(PROMPT):
Report how many lines of the records below include the word "woman". Give nothing but the number.

Records contained in a dataset:
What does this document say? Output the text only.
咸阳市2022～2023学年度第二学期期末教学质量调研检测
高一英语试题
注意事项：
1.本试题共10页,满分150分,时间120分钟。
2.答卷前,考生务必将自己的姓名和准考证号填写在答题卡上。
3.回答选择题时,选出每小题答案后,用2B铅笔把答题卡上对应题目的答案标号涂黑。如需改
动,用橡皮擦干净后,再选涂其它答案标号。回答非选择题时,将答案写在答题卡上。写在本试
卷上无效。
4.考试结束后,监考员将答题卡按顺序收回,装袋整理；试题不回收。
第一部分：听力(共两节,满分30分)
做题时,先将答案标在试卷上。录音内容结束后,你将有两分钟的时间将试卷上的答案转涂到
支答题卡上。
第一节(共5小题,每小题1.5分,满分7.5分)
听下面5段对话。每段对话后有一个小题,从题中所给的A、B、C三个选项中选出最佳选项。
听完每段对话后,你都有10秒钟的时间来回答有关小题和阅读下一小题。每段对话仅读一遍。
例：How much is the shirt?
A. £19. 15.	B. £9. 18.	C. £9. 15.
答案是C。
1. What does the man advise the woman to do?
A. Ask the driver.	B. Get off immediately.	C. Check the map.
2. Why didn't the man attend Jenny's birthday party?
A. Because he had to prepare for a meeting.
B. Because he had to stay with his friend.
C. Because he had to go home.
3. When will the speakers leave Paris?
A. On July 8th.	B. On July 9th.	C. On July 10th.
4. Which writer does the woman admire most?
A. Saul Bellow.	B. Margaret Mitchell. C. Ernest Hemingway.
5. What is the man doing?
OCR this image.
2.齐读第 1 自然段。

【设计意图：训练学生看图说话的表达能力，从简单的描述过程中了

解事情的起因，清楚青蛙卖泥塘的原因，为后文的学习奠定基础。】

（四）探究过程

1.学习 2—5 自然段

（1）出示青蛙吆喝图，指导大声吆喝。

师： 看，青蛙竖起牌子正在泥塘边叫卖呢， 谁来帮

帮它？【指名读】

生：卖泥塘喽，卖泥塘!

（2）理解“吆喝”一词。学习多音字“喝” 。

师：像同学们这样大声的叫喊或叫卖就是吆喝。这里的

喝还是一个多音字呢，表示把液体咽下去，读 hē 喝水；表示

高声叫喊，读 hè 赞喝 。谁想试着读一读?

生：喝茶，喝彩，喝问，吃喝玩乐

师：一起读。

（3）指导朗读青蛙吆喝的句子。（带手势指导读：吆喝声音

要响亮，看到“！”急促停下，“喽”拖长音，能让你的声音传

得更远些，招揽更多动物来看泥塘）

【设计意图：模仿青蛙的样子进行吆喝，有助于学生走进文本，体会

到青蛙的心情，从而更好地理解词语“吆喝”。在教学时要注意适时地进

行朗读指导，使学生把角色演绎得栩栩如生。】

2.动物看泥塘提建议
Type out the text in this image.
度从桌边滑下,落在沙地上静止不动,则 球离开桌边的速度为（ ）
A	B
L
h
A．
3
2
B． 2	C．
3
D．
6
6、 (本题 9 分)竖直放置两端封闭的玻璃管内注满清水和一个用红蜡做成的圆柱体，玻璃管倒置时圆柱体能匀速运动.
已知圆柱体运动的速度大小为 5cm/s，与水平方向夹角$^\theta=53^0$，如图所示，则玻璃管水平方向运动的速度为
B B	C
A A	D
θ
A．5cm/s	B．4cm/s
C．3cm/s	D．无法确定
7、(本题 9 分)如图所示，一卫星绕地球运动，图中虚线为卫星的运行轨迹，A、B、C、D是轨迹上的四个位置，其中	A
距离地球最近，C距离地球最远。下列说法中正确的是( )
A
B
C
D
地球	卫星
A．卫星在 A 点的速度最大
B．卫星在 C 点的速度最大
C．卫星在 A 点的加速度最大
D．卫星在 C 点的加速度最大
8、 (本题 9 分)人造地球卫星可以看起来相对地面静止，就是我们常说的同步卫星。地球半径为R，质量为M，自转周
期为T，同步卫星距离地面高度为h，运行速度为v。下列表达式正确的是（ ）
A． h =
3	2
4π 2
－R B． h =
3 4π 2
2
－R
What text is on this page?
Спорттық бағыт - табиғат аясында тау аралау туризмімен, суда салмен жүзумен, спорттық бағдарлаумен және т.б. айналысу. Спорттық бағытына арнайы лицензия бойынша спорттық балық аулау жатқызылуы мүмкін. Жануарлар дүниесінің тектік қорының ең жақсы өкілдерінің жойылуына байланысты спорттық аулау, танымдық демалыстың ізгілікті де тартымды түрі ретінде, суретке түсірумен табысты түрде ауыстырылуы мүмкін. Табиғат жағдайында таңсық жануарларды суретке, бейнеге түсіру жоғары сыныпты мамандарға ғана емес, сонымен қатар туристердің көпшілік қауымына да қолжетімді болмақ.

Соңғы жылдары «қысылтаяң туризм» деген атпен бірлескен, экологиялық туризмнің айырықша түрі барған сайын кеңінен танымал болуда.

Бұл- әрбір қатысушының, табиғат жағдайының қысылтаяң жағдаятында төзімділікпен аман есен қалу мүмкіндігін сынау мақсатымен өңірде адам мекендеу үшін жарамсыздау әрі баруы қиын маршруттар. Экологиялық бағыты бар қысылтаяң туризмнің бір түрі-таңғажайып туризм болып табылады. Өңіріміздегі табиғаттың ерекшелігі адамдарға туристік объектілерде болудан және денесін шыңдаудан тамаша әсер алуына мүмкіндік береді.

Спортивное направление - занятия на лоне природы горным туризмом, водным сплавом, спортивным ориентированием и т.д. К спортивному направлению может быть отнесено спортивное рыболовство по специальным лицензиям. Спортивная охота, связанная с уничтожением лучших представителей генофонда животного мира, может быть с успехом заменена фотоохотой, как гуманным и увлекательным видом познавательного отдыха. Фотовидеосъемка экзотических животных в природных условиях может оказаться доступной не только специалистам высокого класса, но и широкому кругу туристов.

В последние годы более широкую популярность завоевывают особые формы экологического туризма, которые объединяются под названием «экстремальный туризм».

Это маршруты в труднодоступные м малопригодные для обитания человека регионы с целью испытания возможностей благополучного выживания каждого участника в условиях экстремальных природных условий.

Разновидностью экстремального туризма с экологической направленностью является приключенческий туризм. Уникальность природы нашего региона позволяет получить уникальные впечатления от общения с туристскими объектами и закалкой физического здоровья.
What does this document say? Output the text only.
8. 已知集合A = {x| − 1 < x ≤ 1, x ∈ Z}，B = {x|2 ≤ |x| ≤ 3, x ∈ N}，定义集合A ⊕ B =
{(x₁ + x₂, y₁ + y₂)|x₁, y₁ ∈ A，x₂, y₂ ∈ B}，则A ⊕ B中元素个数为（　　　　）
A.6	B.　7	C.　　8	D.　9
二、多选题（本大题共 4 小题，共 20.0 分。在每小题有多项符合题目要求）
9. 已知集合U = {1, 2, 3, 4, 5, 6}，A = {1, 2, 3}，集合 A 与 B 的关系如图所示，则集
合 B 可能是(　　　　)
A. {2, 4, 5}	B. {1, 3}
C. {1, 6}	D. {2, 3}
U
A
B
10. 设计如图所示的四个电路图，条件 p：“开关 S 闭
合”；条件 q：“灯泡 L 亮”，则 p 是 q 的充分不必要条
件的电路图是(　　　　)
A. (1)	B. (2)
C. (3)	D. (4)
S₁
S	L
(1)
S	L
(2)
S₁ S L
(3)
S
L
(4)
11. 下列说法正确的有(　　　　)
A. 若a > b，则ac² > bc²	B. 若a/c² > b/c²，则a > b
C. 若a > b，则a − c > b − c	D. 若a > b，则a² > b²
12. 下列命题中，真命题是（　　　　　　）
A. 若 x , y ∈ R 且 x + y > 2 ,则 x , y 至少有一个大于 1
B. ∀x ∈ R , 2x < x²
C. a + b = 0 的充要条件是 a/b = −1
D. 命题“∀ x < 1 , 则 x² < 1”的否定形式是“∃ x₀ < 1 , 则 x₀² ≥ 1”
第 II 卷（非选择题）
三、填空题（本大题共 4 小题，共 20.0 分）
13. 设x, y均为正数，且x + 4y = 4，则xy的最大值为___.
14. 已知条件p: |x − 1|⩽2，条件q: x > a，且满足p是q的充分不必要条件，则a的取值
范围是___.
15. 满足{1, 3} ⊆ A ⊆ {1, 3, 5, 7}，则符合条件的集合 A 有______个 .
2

(FINAL RESULT):
2